■ **Exercise details**: Reproduce the material in full, unchanged.

■ **Data lines**:
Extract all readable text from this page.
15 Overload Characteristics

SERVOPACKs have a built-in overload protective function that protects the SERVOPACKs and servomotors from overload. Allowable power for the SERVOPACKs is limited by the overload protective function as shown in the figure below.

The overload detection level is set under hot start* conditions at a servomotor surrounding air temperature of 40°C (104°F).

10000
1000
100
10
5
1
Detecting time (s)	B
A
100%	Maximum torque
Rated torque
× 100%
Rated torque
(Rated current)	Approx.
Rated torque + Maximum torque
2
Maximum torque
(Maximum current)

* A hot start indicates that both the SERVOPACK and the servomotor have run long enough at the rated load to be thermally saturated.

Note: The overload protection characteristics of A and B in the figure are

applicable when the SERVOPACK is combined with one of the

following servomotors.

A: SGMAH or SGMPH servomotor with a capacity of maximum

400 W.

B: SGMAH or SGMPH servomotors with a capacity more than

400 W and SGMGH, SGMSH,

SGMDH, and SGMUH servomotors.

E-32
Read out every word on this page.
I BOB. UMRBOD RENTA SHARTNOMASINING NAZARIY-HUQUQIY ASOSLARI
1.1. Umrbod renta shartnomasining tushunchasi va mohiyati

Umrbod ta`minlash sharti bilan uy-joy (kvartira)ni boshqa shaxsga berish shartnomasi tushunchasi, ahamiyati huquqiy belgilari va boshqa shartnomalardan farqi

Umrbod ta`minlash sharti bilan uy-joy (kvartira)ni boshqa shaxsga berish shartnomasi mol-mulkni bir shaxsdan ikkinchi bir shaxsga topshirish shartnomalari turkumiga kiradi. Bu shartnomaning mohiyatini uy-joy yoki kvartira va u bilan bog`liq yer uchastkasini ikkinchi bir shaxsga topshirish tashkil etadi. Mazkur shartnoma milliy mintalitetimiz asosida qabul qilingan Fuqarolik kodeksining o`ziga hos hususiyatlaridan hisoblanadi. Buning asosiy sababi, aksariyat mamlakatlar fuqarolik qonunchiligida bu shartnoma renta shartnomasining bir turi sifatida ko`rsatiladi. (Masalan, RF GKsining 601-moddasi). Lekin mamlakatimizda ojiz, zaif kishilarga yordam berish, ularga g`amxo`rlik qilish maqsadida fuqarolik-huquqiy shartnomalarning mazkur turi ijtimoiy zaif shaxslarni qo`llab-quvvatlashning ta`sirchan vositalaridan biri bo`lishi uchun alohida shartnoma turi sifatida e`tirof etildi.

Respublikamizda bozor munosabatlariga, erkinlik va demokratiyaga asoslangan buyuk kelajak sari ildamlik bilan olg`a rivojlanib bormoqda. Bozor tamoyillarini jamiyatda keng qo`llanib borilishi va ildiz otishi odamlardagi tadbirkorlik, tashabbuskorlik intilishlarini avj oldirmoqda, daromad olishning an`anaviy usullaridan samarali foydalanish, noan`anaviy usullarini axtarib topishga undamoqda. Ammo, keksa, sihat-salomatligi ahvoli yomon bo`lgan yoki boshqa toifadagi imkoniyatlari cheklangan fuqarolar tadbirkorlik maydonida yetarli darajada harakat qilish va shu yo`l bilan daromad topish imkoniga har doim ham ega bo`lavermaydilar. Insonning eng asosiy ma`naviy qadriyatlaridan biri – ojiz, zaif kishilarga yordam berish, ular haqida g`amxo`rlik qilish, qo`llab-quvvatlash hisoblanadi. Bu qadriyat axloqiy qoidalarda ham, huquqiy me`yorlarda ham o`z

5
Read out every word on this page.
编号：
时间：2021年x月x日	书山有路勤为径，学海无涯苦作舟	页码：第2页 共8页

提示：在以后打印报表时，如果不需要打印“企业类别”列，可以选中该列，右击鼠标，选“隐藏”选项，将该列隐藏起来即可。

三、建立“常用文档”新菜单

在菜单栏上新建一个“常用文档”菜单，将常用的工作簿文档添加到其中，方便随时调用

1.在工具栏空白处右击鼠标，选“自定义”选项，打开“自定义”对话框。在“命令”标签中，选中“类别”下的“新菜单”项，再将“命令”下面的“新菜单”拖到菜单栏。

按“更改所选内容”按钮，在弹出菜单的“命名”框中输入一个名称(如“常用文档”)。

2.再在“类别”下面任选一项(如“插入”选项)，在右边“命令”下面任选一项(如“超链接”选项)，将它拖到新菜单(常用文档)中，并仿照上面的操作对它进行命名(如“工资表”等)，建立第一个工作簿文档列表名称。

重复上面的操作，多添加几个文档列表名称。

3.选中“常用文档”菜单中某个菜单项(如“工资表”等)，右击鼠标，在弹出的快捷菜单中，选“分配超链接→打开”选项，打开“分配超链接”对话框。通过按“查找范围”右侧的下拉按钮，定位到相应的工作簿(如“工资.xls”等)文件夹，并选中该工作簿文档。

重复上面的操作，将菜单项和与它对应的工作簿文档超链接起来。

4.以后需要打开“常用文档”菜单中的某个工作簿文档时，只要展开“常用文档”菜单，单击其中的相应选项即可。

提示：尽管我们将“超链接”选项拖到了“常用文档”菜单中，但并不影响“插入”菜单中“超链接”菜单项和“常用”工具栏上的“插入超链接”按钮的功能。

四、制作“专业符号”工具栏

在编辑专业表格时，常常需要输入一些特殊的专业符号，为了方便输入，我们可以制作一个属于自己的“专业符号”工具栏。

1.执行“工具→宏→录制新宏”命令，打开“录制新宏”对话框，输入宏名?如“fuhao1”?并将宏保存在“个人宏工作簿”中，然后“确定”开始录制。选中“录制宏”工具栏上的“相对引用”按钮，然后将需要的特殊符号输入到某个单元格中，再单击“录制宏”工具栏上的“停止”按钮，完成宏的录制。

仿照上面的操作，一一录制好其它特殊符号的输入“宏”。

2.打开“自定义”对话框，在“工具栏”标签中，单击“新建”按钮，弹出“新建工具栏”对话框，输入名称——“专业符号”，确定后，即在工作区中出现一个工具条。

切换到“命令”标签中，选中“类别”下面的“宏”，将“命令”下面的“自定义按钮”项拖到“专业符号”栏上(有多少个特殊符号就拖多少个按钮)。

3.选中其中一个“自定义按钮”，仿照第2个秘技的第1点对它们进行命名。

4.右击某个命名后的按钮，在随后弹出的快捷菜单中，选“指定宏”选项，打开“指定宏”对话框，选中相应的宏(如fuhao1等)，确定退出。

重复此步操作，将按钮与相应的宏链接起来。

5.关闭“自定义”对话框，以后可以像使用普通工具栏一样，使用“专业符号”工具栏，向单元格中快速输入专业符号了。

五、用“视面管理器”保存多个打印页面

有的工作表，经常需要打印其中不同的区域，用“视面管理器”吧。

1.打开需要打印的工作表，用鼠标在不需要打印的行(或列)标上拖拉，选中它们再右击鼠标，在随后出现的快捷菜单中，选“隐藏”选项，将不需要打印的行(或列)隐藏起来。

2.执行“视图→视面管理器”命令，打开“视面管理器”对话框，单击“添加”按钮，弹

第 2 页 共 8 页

■ **Expected answer**:
Extract all readable text from this page.
15 Overload Characteristics

SERVOPACKs have a built-in overload protective function that protects the SERVOPACKs and servomotors from overload. Allowable power for the SERVOPACKs is limited by the overload protective function as shown in the figure below.

The overload detection level is set under hot start* conditions at a servomotor surrounding air temperature of 40°C (104°F).

10000
1000
100
10
5
1
Detecting time (s)	B
A
100%	Maximum torque
Rated torque
× 100%
Rated torque
(Rated current)	Approx.
Rated torque + Maximum torque
2
Maximum torque
(Maximum current)

* A hot start indicates that both the SERVOPACK and the servomotor have run long enough at the rated load to be thermally saturated.

Note: The overload protection characteristics of A and B in the figure are

applicable when the SERVOPACK is combined with one of the

following servomotors.

A: SGMAH or SGMPH servomotor with a capacity of maximum

400 W.

B: SGMAH or SGMPH servomotors with a capacity more than

400 W and SGMGH, SGMSH,

SGMDH, and SGMUH servomotors.

E-32
Read out every word on this page.
I BOB. UMRBOD RENTA SHARTNOMASINING NAZARIY-HUQUQIY ASOSLARI
1.1. Umrbod renta shartnomasining tushunchasi va mohiyati

Umrbod ta`minlash sharti bilan uy-joy (kvartira)ni boshqa shaxsga berish shartnomasi tushunchasi, ahamiyati huquqiy belgilari va boshqa shartnomalardan farqi

Umrbod ta`minlash sharti bilan uy-joy (kvartira)ni boshqa shaxsga berish shartnomasi mol-mulkni bir shaxsdan ikkinchi bir shaxsga topshirish shartnomalari turkumiga kiradi. Bu shartnomaning mohiyatini uy-joy yoki kvartira va u bilan bog`liq yer uchastkasini ikkinchi bir shaxsga topshirish tashkil etadi. Mazkur shartnoma milliy mintalitetimiz asosida qabul qilingan Fuqarolik kodeksining o`ziga hos hususiyatlaridan hisoblanadi. Buning asosiy sababi, aksariyat mamlakatlar fuqarolik qonunchiligida bu shartnoma renta shartnomasining bir turi sifatida ko`rsatiladi. (Masalan, RF GKsining 601-moddasi). Lekin mamlakatimizda ojiz, zaif kishilarga yordam berish, ularga g`amxo`rlik qilish maqsadida fuqarolik-huquqiy shartnomalarning mazkur turi ijtimoiy zaif shaxslarni qo`llab-quvvatlashning ta`sirchan vositalaridan biri bo`lishi uchun alohida shartnoma turi sifatida e`tirof etildi.

Respublikamizda bozor munosabatlariga, erkinlik va demokratiyaga asoslangan buyuk kelajak sari ildamlik bilan olg`a rivojlanib bormoqda. Bozor tamoyillarini jamiyatda keng qo`llanib borilishi va ildiz otishi odamlardagi tadbirkorlik, tashabbuskorlik intilishlarini avj oldirmoqda, daromad olishning an`anaviy usullaridan samarali foydalanish, noan`anaviy usullarini axtarib topishga undamoqda. Ammo, keksa, sihat-salomatligi ahvoli yomon bo`lgan yoki boshqa toifadagi imkoniyatlari cheklangan fuqarolar tadbirkorlik maydonida yetarli darajada harakat qilish va shu yo`l bilan daromad topish imkoniga har doim ham ega bo`lavermaydilar. Insonning eng asosiy ma`naviy qadriyatlaridan biri – ojiz, zaif kishilarga yordam berish, ular haqida g`amxo`rlik qilish, qo`llab-quvvatlash hisoblanadi. Bu qadriyat axloqiy qoidalarda ham, huquqiy me`yorlarda ham o`z

5
Read out every word on this page.
编号：
时间：2021年x月x日	书山有路勤为径，学海无涯苦作舟	页码：第2页 共8页

提示：在以后打印报表时，如果不需要打印“企业类别”列，可以选中该列，右击鼠标，选“隐藏”选项，将该列隐藏起来即可。

三、建立“常用文档”新菜单

在菜单栏上新建一个“常用文档”菜单，将常用的工作簿文档添加到其中，方便随时调用

1.在工具栏空白处右击鼠标，选“自定义”选项，打开“自定义”对话框。在“命令”标签中，选中“类别”下的“新菜单”项，再将“命令”下面的“新菜单”拖到菜单栏。

按“更改所选内容”按钮，在弹出菜单的“命名”框中输入一个名称(如“常用文档”)。

2.再在“类别”下面任选一项(如“插入”选项)，在右边“命令”下面任选一项(如“超链接”选项)，将它拖到新菜单(常用文档)中，并仿照上面的操作对它进行命名(如“工资表”等)，建立第一个工作簿文档列表名称。

重复上面的操作，多添加几个文档列表名称。

3.选中“常用文档”菜单中某个菜单项(如“工资表”等)，右击鼠标，在弹出的快捷菜单中，选“分配超链接→打开”选项，打开“分配超链接”对话框。通过按“查找范围”右侧的下拉按钮，定位到相应的工作簿(如“工资.xls”等)文件夹，并选中该工作簿文档。

重复上面的操作，将菜单项和与它对应的工作簿文档超链接起来。

4.以后需要打开“常用文档”菜单中的某个工作簿文档时，只要展开“常用文档”菜单，单击其中的相应选项即可。

提示：尽管我们将“超链接”选项拖到了“常用文档”菜单中，但并不影响“插入”菜单中“超链接”菜单项和“常用”工具栏上的“插入超链接”按钮的功能。

四、制作“专业符号”工具栏

在编辑专业表格时，常常需要输入一些特殊的专业符号，为了方便输入，我们可以制作一个属于自己的“专业符号”工具栏。

1.执行“工具→宏→录制新宏”命令，打开“录制新宏”对话框，输入宏名?如“fuhao1”?并将宏保存在“个人宏工作簿”中，然后“确定”开始录制。选中“录制宏”工具栏上的“相对引用”按钮，然后将需要的特殊符号输入到某个单元格中，再单击“录制宏”工具栏上的“停止”按钮，完成宏的录制。

仿照上面的操作，一一录制好其它特殊符号的输入“宏”。

2.打开“自定义”对话框，在“工具栏”标签中，单击“新建”按钮，弹出“新建工具栏”对话框，输入名称——“专业符号”，确定后，即在工作区中出现一个工具条。

切换到“命令”标签中，选中“类别”下面的“宏”，将“命令”下面的“自定义按钮”项拖到“专业符号”栏上(有多少个特殊符号就拖多少个按钮)。

3.选中其中一个“自定义按钮”，仿照第2个秘技的第1点对它们进行命名。

4.右击某个命名后的按钮，在随后弹出的快捷菜单中，选“指定宏”选项，打开“指定宏”对话框，选中相应的宏(如fuhao1等)，确定退出。

重复此步操作，将按钮与相应的宏链接起来。

5.关闭“自定义”对话框，以后可以像使用普通工具栏一样，使用“专业符号”工具栏，向单元格中快速输入专业符号了。

五、用“视面管理器”保存多个打印页面

有的工作表，经常需要打印其中不同的区域，用“视面管理器”吧。

1.打开需要打印的工作表，用鼠标在不需要打印的行(或列)标上拖拉，选中它们再右击鼠标，在随后出现的快捷菜单中，选“隐藏”选项，将不需要打印的行(或列)隐藏起来。

2.执行“视图→视面管理器”命令，打开“视面管理器”对话框，单击“添加”按钮，弹

第 2 页 共 8 页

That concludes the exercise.